▶ _BRIEF_
The records that follow should be retyped word for word.

▶ _DATASET ENTRIES_
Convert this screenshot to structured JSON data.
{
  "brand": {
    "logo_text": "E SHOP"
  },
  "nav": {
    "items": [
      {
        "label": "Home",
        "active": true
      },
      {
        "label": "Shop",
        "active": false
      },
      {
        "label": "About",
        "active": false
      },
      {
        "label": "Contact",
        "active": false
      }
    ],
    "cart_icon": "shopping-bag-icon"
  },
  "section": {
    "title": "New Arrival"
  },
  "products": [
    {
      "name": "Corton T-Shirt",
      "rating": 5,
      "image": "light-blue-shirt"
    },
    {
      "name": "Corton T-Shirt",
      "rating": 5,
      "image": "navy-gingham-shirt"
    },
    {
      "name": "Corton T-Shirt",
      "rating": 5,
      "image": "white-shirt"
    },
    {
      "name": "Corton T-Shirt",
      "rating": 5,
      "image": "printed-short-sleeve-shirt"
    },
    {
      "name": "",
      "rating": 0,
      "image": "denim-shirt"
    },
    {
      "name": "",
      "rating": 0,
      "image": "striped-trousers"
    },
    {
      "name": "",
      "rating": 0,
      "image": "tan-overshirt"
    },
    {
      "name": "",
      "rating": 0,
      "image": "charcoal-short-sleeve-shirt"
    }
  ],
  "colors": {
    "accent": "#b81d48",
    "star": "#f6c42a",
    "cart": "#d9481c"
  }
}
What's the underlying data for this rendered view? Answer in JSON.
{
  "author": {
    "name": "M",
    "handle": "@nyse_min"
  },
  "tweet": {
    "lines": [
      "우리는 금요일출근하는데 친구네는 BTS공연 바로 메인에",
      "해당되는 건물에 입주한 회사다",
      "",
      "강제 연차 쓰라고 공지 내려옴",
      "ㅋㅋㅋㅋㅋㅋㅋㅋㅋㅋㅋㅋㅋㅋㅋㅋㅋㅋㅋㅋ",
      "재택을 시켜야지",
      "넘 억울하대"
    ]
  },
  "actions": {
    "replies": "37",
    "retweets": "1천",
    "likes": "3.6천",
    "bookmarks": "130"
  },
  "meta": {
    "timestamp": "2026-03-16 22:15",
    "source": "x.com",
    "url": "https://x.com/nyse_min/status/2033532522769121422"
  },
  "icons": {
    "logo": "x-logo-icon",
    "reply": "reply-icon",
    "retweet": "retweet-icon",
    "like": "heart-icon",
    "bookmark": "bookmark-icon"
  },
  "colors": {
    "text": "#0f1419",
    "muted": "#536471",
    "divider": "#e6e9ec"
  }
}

▶ _SOLUTION TO THIS TASK_
Convert this screenshot to structured JSON data.
{
  "brand": {
    "logo_text": "E SHOP"
  },
  "nav": {
    "items": [
      {
        "label": "Home",
        "active": true
      },
      {
        "label": "Shop",
        "active": false
      },
      {
        "label": "About",
        "active": false
      },
      {
        "label": "Contact",
        "active": false
      }
    ],
    "cart_icon": "shopping-bag-icon"
  },
  "section": {
    "title": "New Arrival"
  },
  "products": [
    {
      "name": "Corton T-Shirt",
      "rating": 5,
      "image": "light-blue-shirt"
    },
    {
      "name": "Corton T-Shirt",
      "rating": 5,
      "image": "navy-gingham-shirt"
    },
    {
      "name": "Corton T-Shirt",
      "rating": 5,
      "image": "white-shirt"
    },
    {
      "name": "Corton T-Shirt",
      "rating": 5,
      "image": "printed-short-sleeve-shirt"
    },
    {
      "name": "",
      "rating": 0,
      "image": "denim-shirt"
    },
    {
      "name": "",
      "rating": 0,
      "image": "striped-trousers"
    },
    {
      "name": "",
      "rating": 0,
      "image": "tan-overshirt"
    },
    {
      "name": "",
      "rating": 0,
      "image": "charcoal-short-sleeve-shirt"
    }
  ],
  "colors": {
    "accent": "#b81d48",
    "star": "#f6c42a",
    "cart": "#d9481c"
  }
}
What's the underlying data for this rendered view? Answer in JSON.
{
  "author": {
    "name": "M",
    "handle": "@nyse_min"
  },
  "tweet": {
    "lines": [
      "우리는 금요일출근하는데 친구네는 BTS공연 바로 메인에",
      "해당되는 건물에 입주한 회사다",
      "",
      "강제 연차 쓰라고 공지 내려옴",
      "ㅋㅋㅋㅋㅋㅋㅋㅋㅋㅋㅋㅋㅋㅋㅋㅋㅋㅋㅋㅋ",
      "재택을 시켜야지",
      "넘 억울하대"
    ]
  },
  "actions": {
    "replies": "37",
    "retweets": "1천",
    "likes": "3.6천",
    "bookmarks": "130"
  },
  "meta": {
    "timestamp": "2026-03-16 22:15",
    "source": "x.com",
    "url": "https://x.com/nyse_min/status/2033532522769121422"
  },
  "icons": {
    "logo": "x-logo-icon",
    "reply": "reply-icon",
    "retweet": "retweet-icon",
    "like": "heart-icon",
    "bookmark": "bookmark-icon"
  },
  "colors": {
    "text": "#0f1419",
    "muted": "#536471",
    "divider": "#e6e9ec"
  }
}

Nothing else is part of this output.